Your instructions: Reproduce the records below exactly as they appear, omitting any pictures they contain.

Data entries:
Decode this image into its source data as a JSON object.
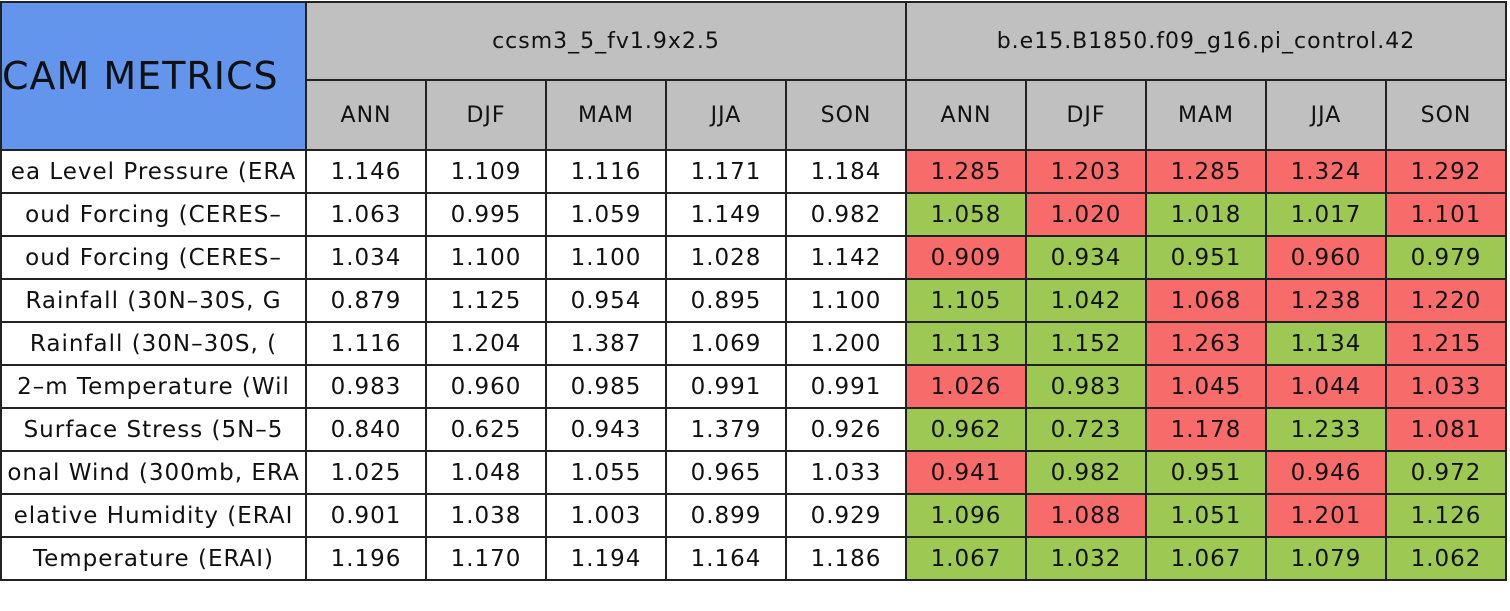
{
  "table": {
    "title": "CAM METRICS",
    "cases": [
      "ccsm3_5_fv1.9x2.5",
      "b.e15.B1850.f09_g16.pi_control.42"
    ],
    "seasons": [
      "ANN",
      "DJF",
      "MAM",
      "JJA",
      "SON"
    ],
    "rows": [
      {
        "label": "ea Level Pressure (ERA",
        "values": [
          "1.146",
          "1.109",
          "1.116",
          "1.171",
          "1.184",
          "1.285",
          "1.203",
          "1.285",
          "1.324",
          "1.292"
        ],
        "colors": [
          "#ffffff",
          "#ffffff",
          "#ffffff",
          "#ffffff",
          "#ffffff",
          "#f86b6b",
          "#f86b6b",
          "#f86b6b",
          "#f86b6b",
          "#f86b6b"
        ]
      },
      {
        "label": "oud Forcing (CERES–",
        "values": [
          "1.063",
          "0.995",
          "1.059",
          "1.149",
          "0.982",
          "1.058",
          "1.020",
          "1.018",
          "1.017",
          "1.101"
        ],
        "colors": [
          "#ffffff",
          "#ffffff",
          "#ffffff",
          "#ffffff",
          "#ffffff",
          "#9dc853",
          "#f86b6b",
          "#9dc853",
          "#9dc853",
          "#f86b6b"
        ]
      },
      {
        "label": "oud Forcing (CERES–",
        "values": [
          "1.034",
          "1.100",
          "1.100",
          "1.028",
          "1.142",
          "0.909",
          "0.934",
          "0.951",
          "0.960",
          "0.979"
        ],
        "colors": [
          "#ffffff",
          "#ffffff",
          "#ffffff",
          "#ffffff",
          "#ffffff",
          "#f86b6b",
          "#9dc853",
          "#9dc853",
          "#f86b6b",
          "#9dc853"
        ]
      },
      {
        "label": "Rainfall (30N–30S, G",
        "values": [
          "0.879",
          "1.125",
          "0.954",
          "0.895",
          "1.100",
          "1.105",
          "1.042",
          "1.068",
          "1.238",
          "1.220"
        ],
        "colors": [
          "#ffffff",
          "#ffffff",
          "#ffffff",
          "#ffffff",
          "#ffffff",
          "#9dc853",
          "#9dc853",
          "#f86b6b",
          "#f86b6b",
          "#f86b6b"
        ]
      },
      {
        "label": "Rainfall (30N–30S, (",
        "values": [
          "1.116",
          "1.204",
          "1.387",
          "1.069",
          "1.200",
          "1.113",
          "1.152",
          "1.263",
          "1.134",
          "1.215"
        ],
        "colors": [
          "#ffffff",
          "#ffffff",
          "#ffffff",
          "#ffffff",
          "#ffffff",
          "#9dc853",
          "#9dc853",
          "#f86b6b",
          "#9dc853",
          "#f86b6b"
        ]
      },
      {
        "label": "2–m Temperature (Wil",
        "values": [
          "0.983",
          "0.960",
          "0.985",
          "0.991",
          "0.991",
          "1.026",
          "0.983",
          "1.045",
          "1.044",
          "1.033"
        ],
        "colors": [
          "#ffffff",
          "#ffffff",
          "#ffffff",
          "#ffffff",
          "#ffffff",
          "#f86b6b",
          "#9dc853",
          "#f86b6b",
          "#f86b6b",
          "#f86b6b"
        ]
      },
      {
        "label": "Surface Stress (5N–5",
        "values": [
          "0.840",
          "0.625",
          "0.943",
          "1.379",
          "0.926",
          "0.962",
          "0.723",
          "1.178",
          "1.233",
          "1.081"
        ],
        "colors": [
          "#ffffff",
          "#ffffff",
          "#ffffff",
          "#ffffff",
          "#ffffff",
          "#9dc853",
          "#9dc853",
          "#f86b6b",
          "#9dc853",
          "#f86b6b"
        ]
      },
      {
        "label": "onal Wind (300mb, ERA",
        "values": [
          "1.025",
          "1.048",
          "1.055",
          "0.965",
          "1.033",
          "0.941",
          "0.982",
          "0.951",
          "0.946",
          "0.972"
        ],
        "colors": [
          "#ffffff",
          "#ffffff",
          "#ffffff",
          "#ffffff",
          "#ffffff",
          "#f86b6b",
          "#9dc853",
          "#9dc853",
          "#f86b6b",
          "#9dc853"
        ]
      },
      {
        "label": "elative Humidity (ERAI",
        "values": [
          "0.901",
          "1.038",
          "1.003",
          "0.899",
          "0.929",
          "1.096",
          "1.088",
          "1.051",
          "1.201",
          "1.126"
        ],
        "colors": [
          "#ffffff",
          "#ffffff",
          "#ffffff",
          "#ffffff",
          "#ffffff",
          "#9dc853",
          "#f86b6b",
          "#9dc853",
          "#f86b6b",
          "#9dc853"
        ]
      },
      {
        "label": "Temperature (ERAI)",
        "values": [
          "1.196",
          "1.170",
          "1.194",
          "1.164",
          "1.186",
          "1.067",
          "1.032",
          "1.067",
          "1.079",
          "1.062"
        ],
        "colors": [
          "#ffffff",
          "#ffffff",
          "#ffffff",
          "#ffffff",
          "#ffffff",
          "#9dc853",
          "#9dc853",
          "#9dc853",
          "#9dc853",
          "#9dc853"
        ]
      }
    ],
    "header_color": "#c0c0c0",
    "title_color": "#6495ed"
  }
}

Response to the task:
Decode this image into its source data as a JSON object.
{
  "table": {
    "title": "CAM METRICS",
    "cases": [
      "ccsm3_5_fv1.9x2.5",
      "b.e15.B1850.f09_g16.pi_control.42"
    ],
    "seasons": [
      "ANN",
      "DJF",
      "MAM",
      "JJA",
      "SON"
    ],
    "rows": [
      {
        "label": "ea Level Pressure (ERA",
        "values": [
          "1.146",
          "1.109",
          "1.116",
          "1.171",
          "1.184",
          "1.285",
          "1.203",
          "1.285",
          "1.324",
          "1.292"
        ],
        "colors": [
          "#ffffff",
          "#ffffff",
          "#ffffff",
          "#ffffff",
          "#ffffff",
          "#f86b6b",
          "#f86b6b",
          "#f86b6b",
          "#f86b6b",
          "#f86b6b"
        ]
      },
      {
        "label": "oud Forcing (CERES–",
        "values": [
          "1.063",
          "0.995",
          "1.059",
          "1.149",
          "0.982",
          "1.058",
          "1.020",
          "1.018",
          "1.017",
          "1.101"
        ],
        "colors": [
          "#ffffff",
          "#ffffff",
          "#ffffff",
          "#ffffff",
          "#ffffff",
          "#9dc853",
          "#f86b6b",
          "#9dc853",
          "#9dc853",
          "#f86b6b"
        ]
      },
      {
        "label": "oud Forcing (CERES–",
        "values": [
          "1.034",
          "1.100",
          "1.100",
          "1.028",
          "1.142",
          "0.909",
          "0.934",
          "0.951",
          "0.960",
          "0.979"
        ],
        "colors": [
          "#ffffff",
          "#ffffff",
          "#ffffff",
          "#ffffff",
          "#ffffff",
          "#f86b6b",
          "#9dc853",
          "#9dc853",
          "#f86b6b",
          "#9dc853"
        ]
      },
      {
        "label": "Rainfall (30N–30S, G",
        "values": [
          "0.879",
          "1.125",
          "0.954",
          "0.895",
          "1.100",
          "1.105",
          "1.042",
          "1.068",
          "1.238",
          "1.220"
        ],
        "colors": [
          "#ffffff",
          "#ffffff",
          "#ffffff",
          "#ffffff",
          "#ffffff",
          "#9dc853",
          "#9dc853",
          "#f86b6b",
          "#f86b6b",
          "#f86b6b"
        ]
      },
      {
        "label": "Rainfall (30N–30S, (",
        "values": [
          "1.116",
          "1.204",
          "1.387",
          "1.069",
          "1.200",
          "1.113",
          "1.152",
          "1.263",
          "1.134",
          "1.215"
        ],
        "colors": [
          "#ffffff",
          "#ffffff",
          "#ffffff",
          "#ffffff",
          "#ffffff",
          "#9dc853",
          "#9dc853",
          "#f86b6b",
          "#9dc853",
          "#f86b6b"
        ]
      },
      {
        "label": "2–m Temperature (Wil",
        "values": [
          "0.983",
          "0.960",
          "0.985",
          "0.991",
          "0.991",
          "1.026",
          "0.983",
          "1.045",
          "1.044",
          "1.033"
        ],
        "colors": [
          "#ffffff",
          "#ffffff",
          "#ffffff",
          "#ffffff",
          "#ffffff",
          "#f86b6b",
          "#9dc853",
          "#f86b6b",
          "#f86b6b",
          "#f86b6b"
        ]
      },
      {
        "label": "Surface Stress (5N–5",
        "values": [
          "0.840",
          "0.625",
          "0.943",
          "1.379",
          "0.926",
          "0.962",
          "0.723",
          "1.178",
          "1.233",
          "1.081"
        ],
        "colors": [
          "#ffffff",
          "#ffffff",
          "#ffffff",
          "#ffffff",
          "#ffffff",
          "#9dc853",
          "#9dc853",
          "#f86b6b",
          "#9dc853",
          "#f86b6b"
        ]
      },
      {
        "label": "onal Wind (300mb, ERA",
        "values": [
          "1.025",
          "1.048",
          "1.055",
          "0.965",
          "1.033",
          "0.941",
          "0.982",
          "0.951",
          "0.946",
          "0.972"
        ],
        "colors": [
          "#ffffff",
          "#ffffff",
          "#ffffff",
          "#ffffff",
          "#ffffff",
          "#f86b6b",
          "#9dc853",
          "#9dc853",
          "#f86b6b",
          "#9dc853"
        ]
      },
      {
        "label": "elative Humidity (ERAI",
        "values": [
          "0.901",
          "1.038",
          "1.003",
          "0.899",
          "0.929",
          "1.096",
          "1.088",
          "1.051",
          "1.201",
          "1.126"
        ],
        "colors": [
          "#ffffff",
          "#ffffff",
          "#ffffff",
          "#ffffff",
          "#ffffff",
          "#9dc853",
          "#f86b6b",
          "#9dc853",
          "#f86b6b",
          "#9dc853"
        ]
      },
      {
        "label": "Temperature (ERAI)",
        "values": [
          "1.196",
          "1.170",
          "1.194",
          "1.164",
          "1.186",
          "1.067",
          "1.032",
          "1.067",
          "1.079",
          "1.062"
        ],
        "colors": [
          "#ffffff",
          "#ffffff",
          "#ffffff",
          "#ffffff",
          "#ffffff",
          "#9dc853",
          "#9dc853",
          "#9dc853",
          "#9dc853",
          "#9dc853"
        ]
      }
    ],
    "header_color": "#c0c0c0",
    "title_color": "#6495ed"
  }
}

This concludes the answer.